▶ Required work
Write out every entry, unchanged. Skip any picture.

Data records
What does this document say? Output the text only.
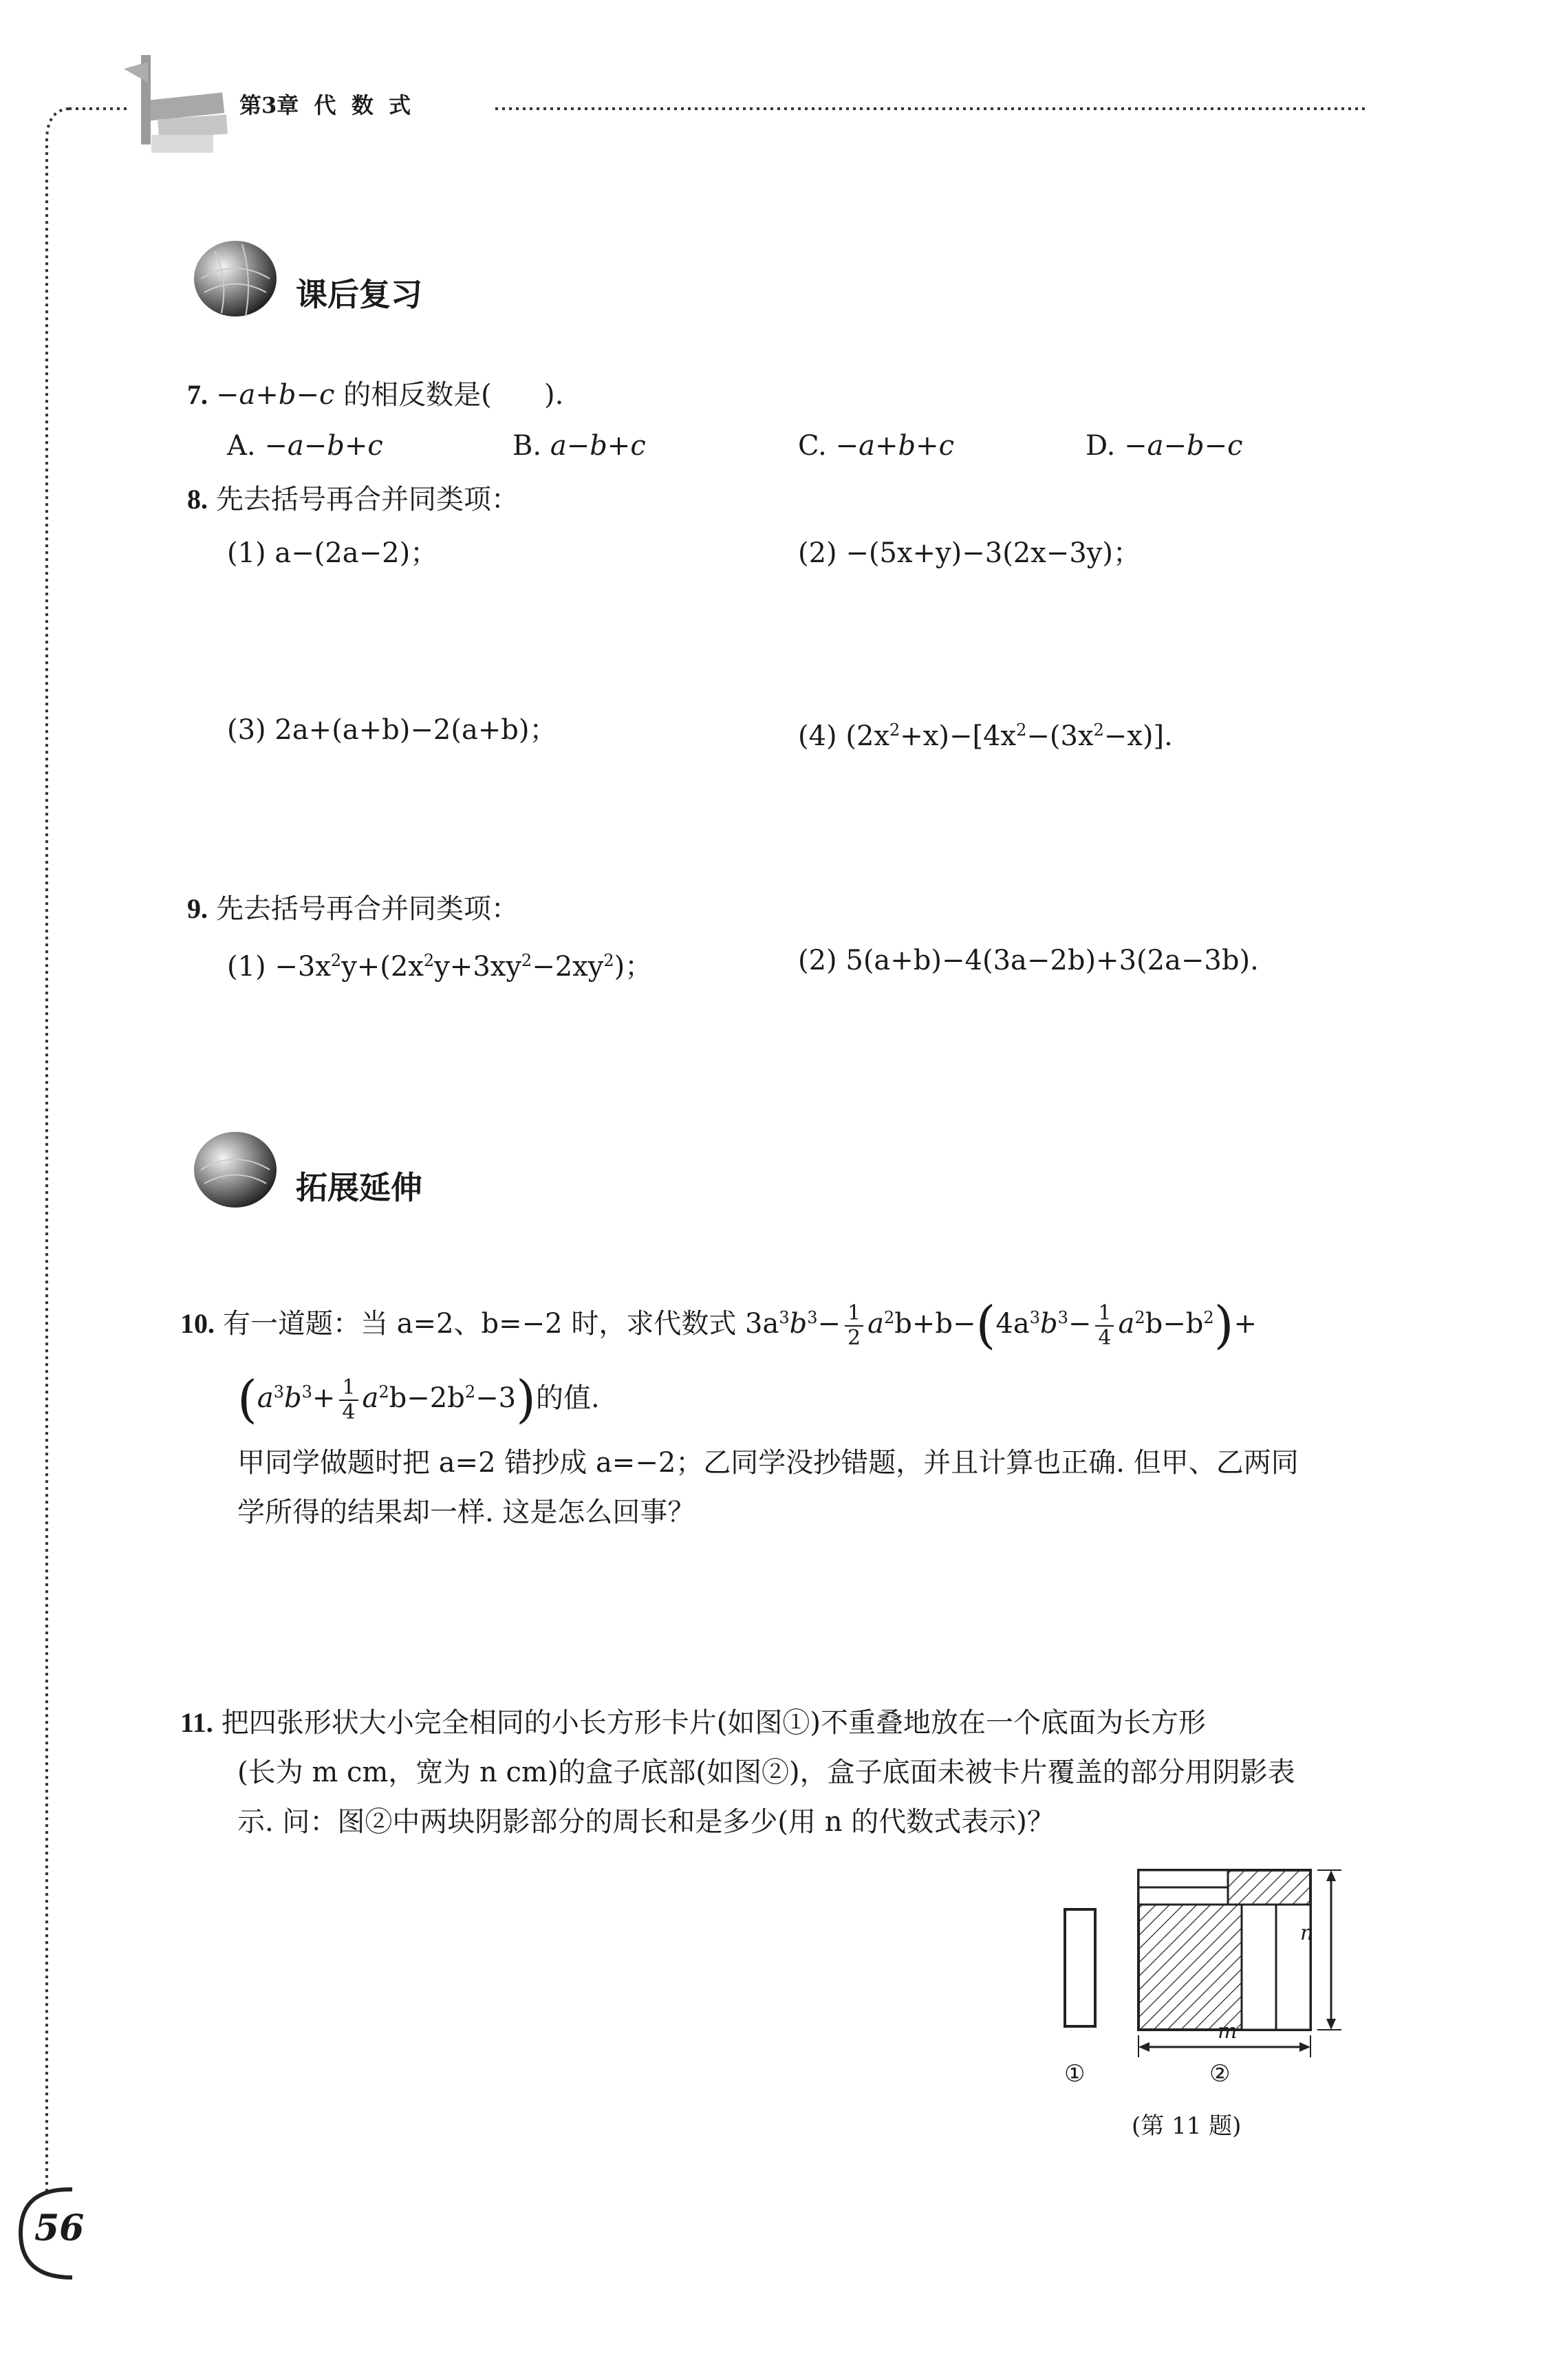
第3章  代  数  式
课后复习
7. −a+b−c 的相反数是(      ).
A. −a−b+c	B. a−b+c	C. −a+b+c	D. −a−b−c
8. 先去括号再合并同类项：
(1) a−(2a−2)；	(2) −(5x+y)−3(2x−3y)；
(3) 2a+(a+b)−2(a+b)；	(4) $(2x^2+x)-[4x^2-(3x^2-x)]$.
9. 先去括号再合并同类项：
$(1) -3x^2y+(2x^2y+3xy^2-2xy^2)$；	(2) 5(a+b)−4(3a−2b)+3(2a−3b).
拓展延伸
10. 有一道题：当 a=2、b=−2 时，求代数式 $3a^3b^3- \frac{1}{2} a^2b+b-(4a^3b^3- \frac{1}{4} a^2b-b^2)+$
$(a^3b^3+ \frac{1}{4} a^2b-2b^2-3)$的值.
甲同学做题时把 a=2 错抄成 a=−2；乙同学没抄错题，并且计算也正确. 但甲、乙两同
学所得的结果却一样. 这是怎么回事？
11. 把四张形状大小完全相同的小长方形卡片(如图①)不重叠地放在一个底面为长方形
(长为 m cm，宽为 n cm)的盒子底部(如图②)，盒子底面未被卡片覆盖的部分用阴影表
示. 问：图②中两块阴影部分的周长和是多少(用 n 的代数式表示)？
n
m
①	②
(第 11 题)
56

▶ Task response
What does this document say? Output the text only.
第3章  代  数  式
课后复习
7. −a+b−c 的相反数是(      ).
A. −a−b+c	B. a−b+c	C. −a+b+c	D. −a−b−c
8. 先去括号再合并同类项：
(1) a−(2a−2)；	(2) −(5x+y)−3(2x−3y)；
(3) 2a+(a+b)−2(a+b)；	(4) $(2x^2+x)-[4x^2-(3x^2-x)]$.
9. 先去括号再合并同类项：
$(1) -3x^2y+(2x^2y+3xy^2-2xy^2)$；	(2) 5(a+b)−4(3a−2b)+3(2a−3b).
拓展延伸
10. 有一道题：当 a=2、b=−2 时，求代数式 $3a^3b^3- \frac{1}{2} a^2b+b-(4a^3b^3- \frac{1}{4} a^2b-b^2)+$
$(a^3b^3+ \frac{1}{4} a^2b-2b^2-3)$的值.
甲同学做题时把 a=2 错抄成 a=−2；乙同学没抄错题，并且计算也正确. 但甲、乙两同
学所得的结果却一样. 这是怎么回事？
11. 把四张形状大小完全相同的小长方形卡片(如图①)不重叠地放在一个底面为长方形
(长为 m cm，宽为 n cm)的盒子底部(如图②)，盒子底面未被卡片覆盖的部分用阴影表
示. 问：图②中两块阴影部分的周长和是多少(用 n 的代数式表示)？
n
m
①	②
(第 11 题)
56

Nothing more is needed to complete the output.